In the entries below, count every line containing "ylabel". Return the number and nothing else.

*MATERIAL PROVIDED*.

BEGIN

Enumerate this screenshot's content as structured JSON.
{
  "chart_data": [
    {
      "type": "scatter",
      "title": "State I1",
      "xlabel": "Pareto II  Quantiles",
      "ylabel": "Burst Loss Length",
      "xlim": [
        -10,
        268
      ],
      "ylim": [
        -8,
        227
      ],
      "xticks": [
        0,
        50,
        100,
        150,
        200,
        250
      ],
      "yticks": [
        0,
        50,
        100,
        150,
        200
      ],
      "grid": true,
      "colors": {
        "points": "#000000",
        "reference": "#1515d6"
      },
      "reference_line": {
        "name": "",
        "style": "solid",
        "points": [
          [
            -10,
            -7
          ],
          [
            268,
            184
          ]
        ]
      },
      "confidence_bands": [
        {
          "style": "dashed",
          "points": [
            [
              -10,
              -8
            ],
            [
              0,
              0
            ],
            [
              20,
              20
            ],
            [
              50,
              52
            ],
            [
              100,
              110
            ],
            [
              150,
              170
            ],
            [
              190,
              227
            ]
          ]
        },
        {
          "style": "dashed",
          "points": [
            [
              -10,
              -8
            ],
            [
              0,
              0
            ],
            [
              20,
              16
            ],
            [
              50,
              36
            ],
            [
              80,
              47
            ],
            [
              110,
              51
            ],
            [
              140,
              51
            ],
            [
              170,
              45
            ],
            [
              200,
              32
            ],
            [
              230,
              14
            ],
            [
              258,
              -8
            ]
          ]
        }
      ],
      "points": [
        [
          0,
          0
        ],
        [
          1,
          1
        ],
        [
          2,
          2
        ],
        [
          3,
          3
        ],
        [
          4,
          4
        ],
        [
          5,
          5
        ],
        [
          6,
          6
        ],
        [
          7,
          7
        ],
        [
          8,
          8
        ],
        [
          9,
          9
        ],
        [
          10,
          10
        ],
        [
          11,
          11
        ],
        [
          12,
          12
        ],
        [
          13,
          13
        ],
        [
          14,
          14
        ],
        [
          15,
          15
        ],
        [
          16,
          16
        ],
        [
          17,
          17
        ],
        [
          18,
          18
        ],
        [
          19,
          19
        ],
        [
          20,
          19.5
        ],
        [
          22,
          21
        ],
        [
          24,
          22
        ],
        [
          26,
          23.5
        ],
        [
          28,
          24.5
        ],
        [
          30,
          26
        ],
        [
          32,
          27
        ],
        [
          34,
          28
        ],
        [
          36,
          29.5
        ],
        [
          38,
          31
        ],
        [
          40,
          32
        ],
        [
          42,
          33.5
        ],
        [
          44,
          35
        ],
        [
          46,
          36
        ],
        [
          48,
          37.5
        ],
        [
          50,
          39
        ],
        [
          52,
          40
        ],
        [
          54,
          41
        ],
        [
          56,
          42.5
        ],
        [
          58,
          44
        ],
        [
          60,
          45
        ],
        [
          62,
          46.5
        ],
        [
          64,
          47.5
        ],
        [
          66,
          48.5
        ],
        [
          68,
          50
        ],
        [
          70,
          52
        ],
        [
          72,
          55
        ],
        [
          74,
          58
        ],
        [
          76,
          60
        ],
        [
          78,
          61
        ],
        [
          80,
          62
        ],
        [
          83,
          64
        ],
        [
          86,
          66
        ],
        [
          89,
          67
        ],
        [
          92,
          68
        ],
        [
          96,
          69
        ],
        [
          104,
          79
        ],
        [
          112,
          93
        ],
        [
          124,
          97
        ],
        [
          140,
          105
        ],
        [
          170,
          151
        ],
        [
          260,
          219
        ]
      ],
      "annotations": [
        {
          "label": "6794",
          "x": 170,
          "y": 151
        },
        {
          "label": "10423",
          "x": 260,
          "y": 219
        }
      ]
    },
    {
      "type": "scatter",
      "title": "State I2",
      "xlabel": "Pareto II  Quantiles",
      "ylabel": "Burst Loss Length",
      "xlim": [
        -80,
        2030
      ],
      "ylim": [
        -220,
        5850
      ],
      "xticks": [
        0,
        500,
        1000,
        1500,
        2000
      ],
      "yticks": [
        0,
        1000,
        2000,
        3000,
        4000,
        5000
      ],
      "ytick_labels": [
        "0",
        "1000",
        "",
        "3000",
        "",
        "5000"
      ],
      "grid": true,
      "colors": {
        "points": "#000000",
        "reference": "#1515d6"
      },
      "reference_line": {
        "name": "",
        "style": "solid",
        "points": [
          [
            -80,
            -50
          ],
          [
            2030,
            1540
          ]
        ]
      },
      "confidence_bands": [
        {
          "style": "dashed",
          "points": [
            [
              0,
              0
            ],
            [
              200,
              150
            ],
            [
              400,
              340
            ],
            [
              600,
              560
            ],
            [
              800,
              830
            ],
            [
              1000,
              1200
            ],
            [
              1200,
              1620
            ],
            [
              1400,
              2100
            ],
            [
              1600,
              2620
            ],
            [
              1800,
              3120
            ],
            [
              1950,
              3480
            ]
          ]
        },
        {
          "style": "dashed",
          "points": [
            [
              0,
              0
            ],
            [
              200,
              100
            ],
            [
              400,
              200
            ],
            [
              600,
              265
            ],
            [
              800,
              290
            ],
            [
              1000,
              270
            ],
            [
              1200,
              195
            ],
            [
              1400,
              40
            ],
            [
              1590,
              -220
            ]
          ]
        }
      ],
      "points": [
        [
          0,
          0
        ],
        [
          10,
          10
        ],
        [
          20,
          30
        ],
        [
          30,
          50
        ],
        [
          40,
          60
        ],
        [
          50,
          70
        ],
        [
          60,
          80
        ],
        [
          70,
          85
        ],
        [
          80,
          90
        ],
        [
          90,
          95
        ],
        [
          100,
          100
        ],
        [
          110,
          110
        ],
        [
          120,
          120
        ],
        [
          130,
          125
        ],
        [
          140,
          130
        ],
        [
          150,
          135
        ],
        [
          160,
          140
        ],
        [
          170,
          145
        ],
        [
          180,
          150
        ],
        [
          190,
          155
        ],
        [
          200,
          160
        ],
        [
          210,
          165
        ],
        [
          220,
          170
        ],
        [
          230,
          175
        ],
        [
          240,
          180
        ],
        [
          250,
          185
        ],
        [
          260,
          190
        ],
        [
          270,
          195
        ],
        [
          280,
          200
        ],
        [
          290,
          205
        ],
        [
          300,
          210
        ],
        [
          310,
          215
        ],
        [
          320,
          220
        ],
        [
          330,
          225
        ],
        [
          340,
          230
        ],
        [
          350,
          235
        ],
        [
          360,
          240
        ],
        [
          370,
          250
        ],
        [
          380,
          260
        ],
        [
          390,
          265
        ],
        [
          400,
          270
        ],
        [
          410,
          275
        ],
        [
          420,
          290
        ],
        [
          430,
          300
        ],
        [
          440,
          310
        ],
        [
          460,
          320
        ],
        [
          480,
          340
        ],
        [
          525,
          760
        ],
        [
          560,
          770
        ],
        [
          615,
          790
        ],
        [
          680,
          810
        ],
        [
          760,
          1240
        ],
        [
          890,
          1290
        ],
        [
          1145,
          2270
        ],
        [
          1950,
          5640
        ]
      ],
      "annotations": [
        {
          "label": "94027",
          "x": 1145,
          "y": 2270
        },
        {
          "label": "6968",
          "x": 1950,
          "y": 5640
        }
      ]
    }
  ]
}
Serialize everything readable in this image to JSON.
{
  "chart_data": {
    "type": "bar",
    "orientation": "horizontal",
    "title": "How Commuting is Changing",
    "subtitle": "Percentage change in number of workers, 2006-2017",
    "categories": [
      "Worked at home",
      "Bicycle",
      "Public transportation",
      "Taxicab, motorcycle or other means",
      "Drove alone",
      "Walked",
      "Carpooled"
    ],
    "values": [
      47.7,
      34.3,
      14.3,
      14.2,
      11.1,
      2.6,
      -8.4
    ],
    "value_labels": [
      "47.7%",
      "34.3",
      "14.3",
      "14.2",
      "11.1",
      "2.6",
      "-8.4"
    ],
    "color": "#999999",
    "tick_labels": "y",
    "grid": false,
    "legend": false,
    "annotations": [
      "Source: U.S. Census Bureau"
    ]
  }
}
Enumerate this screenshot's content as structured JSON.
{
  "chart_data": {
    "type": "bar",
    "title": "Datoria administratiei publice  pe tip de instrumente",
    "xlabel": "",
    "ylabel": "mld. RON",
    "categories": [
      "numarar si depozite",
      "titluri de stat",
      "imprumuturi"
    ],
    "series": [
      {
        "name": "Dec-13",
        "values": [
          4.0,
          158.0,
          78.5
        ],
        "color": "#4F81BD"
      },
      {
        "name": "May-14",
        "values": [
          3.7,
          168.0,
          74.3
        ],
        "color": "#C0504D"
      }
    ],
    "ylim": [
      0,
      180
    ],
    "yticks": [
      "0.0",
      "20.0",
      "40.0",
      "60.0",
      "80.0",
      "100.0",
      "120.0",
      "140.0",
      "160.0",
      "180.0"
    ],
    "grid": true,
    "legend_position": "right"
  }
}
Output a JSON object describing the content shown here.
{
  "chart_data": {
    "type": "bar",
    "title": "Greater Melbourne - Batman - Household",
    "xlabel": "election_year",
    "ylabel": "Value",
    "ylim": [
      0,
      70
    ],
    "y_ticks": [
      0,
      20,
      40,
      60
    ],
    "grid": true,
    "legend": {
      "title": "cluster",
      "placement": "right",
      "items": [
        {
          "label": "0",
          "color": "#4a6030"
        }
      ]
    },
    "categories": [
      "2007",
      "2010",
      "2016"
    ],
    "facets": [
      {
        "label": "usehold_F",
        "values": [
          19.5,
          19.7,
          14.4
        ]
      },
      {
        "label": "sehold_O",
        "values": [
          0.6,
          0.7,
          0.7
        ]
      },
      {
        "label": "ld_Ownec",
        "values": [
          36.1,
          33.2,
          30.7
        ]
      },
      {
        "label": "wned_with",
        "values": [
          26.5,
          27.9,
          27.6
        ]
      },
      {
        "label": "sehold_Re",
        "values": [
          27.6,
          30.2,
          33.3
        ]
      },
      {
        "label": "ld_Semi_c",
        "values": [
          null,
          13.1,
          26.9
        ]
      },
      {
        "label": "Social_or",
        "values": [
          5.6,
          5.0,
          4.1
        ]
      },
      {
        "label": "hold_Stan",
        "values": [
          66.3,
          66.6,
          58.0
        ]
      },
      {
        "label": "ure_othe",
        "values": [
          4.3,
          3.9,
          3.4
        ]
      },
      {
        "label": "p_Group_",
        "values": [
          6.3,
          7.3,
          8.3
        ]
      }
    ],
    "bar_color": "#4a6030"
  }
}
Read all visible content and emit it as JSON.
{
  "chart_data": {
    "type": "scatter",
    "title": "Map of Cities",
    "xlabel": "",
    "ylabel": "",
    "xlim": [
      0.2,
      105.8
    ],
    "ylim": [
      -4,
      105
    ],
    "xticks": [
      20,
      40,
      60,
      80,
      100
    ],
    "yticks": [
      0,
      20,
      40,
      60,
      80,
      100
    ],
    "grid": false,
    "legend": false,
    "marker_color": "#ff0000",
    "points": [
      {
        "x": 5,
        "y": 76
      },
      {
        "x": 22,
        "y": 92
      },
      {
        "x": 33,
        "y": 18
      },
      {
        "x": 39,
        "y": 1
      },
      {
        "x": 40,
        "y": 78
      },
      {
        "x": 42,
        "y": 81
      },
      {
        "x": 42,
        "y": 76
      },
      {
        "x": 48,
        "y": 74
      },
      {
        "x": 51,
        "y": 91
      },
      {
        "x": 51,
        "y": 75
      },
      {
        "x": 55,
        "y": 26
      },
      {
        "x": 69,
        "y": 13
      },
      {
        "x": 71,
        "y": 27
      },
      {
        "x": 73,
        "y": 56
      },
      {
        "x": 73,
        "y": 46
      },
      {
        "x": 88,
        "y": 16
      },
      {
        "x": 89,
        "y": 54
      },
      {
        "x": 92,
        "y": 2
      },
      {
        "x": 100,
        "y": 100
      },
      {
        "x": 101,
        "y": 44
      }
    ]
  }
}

END

*EXERCISE SOLUTION*. 5